● The request
Output an exact reproduction of the data.

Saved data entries

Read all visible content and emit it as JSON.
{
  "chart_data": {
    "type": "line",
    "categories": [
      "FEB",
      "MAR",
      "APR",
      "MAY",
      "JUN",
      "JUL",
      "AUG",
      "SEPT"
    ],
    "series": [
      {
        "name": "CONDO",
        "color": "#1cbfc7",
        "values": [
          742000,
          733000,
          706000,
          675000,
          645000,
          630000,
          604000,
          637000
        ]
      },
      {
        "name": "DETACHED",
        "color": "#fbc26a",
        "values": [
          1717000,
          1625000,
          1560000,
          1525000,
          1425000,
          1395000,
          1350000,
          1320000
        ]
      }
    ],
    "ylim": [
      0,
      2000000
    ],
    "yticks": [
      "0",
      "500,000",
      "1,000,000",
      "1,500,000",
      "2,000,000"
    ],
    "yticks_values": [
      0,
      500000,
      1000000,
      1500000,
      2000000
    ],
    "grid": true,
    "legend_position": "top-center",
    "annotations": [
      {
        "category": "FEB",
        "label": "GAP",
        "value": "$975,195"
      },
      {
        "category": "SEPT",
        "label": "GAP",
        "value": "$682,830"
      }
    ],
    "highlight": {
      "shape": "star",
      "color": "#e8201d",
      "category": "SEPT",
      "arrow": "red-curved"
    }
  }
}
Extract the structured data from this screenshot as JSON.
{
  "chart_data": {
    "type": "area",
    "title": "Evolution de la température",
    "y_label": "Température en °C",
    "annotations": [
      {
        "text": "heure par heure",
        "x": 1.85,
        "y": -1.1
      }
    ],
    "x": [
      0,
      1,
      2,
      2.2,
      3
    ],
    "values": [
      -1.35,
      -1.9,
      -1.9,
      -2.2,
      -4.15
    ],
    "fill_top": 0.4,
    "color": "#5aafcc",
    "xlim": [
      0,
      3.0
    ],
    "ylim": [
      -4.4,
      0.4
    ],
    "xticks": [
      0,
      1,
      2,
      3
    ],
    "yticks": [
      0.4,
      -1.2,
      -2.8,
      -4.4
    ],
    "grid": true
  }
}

● The result
Read all visible content and emit it as JSON.
{
  "chart_data": {
    "type": "line",
    "categories": [
      "FEB",
      "MAR",
      "APR",
      "MAY",
      "JUN",
      "JUL",
      "AUG",
      "SEPT"
    ],
    "series": [
      {
        "name": "CONDO",
        "color": "#1cbfc7",
        "values": [
          742000,
          733000,
          706000,
          675000,
          645000,
          630000,
          604000,
          637000
        ]
      },
      {
        "name": "DETACHED",
        "color": "#fbc26a",
        "values": [
          1717000,
          1625000,
          1560000,
          1525000,
          1425000,
          1395000,
          1350000,
          1320000
        ]
      }
    ],
    "ylim": [
      0,
      2000000
    ],
    "yticks": [
      "0",
      "500,000",
      "1,000,000",
      "1,500,000",
      "2,000,000"
    ],
    "yticks_values": [
      0,
      500000,
      1000000,
      1500000,
      2000000
    ],
    "grid": true,
    "legend_position": "top-center",
    "annotations": [
      {
        "category": "FEB",
        "label": "GAP",
        "value": "$975,195"
      },
      {
        "category": "SEPT",
        "label": "GAP",
        "value": "$682,830"
      }
    ],
    "highlight": {
      "shape": "star",
      "color": "#e8201d",
      "category": "SEPT",
      "arrow": "red-curved"
    }
  }
}
Extract the structured data from this screenshot as JSON.
{
  "chart_data": {
    "type": "area",
    "title": "Evolution de la température",
    "y_label": "Température en °C",
    "annotations": [
      {
        "text": "heure par heure",
        "x": 1.85,
        "y": -1.1
      }
    ],
    "x": [
      0,
      1,
      2,
      2.2,
      3
    ],
    "values": [
      -1.35,
      -1.9,
      -1.9,
      -2.2,
      -4.15
    ],
    "fill_top": 0.4,
    "color": "#5aafcc",
    "xlim": [
      0,
      3.0
    ],
    "ylim": [
      -4.4,
      0.4
    ],
    "xticks": [
      0,
      1,
      2,
      3
    ],
    "yticks": [
      0.4,
      -1.2,
      -2.8,
      -4.4
    ],
    "grid": true
  }
}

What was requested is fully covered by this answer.